WORK TO DO: Find each line with "photo" and copy it.

[A run of records]
(begin)

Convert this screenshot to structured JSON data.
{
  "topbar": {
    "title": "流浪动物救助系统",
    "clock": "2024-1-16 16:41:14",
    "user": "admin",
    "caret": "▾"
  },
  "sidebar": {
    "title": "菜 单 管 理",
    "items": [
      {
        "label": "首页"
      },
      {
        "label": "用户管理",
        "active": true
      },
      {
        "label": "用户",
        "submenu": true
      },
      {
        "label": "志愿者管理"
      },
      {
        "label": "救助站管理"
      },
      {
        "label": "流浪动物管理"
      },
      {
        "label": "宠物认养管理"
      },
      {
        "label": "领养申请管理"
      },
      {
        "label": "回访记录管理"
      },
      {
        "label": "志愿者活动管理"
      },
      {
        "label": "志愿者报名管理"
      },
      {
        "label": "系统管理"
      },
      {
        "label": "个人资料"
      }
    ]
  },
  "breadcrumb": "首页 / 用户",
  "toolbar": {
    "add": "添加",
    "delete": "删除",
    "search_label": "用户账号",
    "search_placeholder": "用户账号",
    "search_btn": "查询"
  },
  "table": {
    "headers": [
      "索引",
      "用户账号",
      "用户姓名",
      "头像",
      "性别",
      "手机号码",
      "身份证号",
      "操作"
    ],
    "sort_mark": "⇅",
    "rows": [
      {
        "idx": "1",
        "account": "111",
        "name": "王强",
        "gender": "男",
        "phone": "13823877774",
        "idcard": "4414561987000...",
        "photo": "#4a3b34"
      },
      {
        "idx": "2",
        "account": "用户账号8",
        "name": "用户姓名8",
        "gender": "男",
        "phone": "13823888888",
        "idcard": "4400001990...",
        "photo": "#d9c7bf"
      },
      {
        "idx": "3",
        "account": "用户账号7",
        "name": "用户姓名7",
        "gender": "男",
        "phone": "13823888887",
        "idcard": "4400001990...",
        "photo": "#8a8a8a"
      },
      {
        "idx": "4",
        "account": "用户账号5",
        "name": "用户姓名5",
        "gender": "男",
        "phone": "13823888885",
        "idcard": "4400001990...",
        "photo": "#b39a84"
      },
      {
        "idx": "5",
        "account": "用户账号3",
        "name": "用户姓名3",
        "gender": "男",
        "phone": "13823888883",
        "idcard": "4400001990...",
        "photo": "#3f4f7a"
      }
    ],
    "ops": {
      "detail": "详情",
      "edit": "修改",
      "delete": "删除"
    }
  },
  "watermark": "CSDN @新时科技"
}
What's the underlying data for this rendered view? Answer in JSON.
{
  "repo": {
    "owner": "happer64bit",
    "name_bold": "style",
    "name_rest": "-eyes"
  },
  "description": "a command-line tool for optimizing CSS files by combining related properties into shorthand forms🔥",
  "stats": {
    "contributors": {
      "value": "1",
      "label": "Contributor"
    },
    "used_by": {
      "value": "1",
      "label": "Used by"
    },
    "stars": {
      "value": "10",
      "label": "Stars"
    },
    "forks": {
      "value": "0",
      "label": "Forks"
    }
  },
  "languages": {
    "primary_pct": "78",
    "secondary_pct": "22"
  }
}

(end)

CORRECT RESPONSE:
        "photo": "#4a3b34"
        "photo": "#d9c7bf"
        "photo": "#8a8a8a"
        "photo": "#b39a84"
        "photo": "#3f4f7a"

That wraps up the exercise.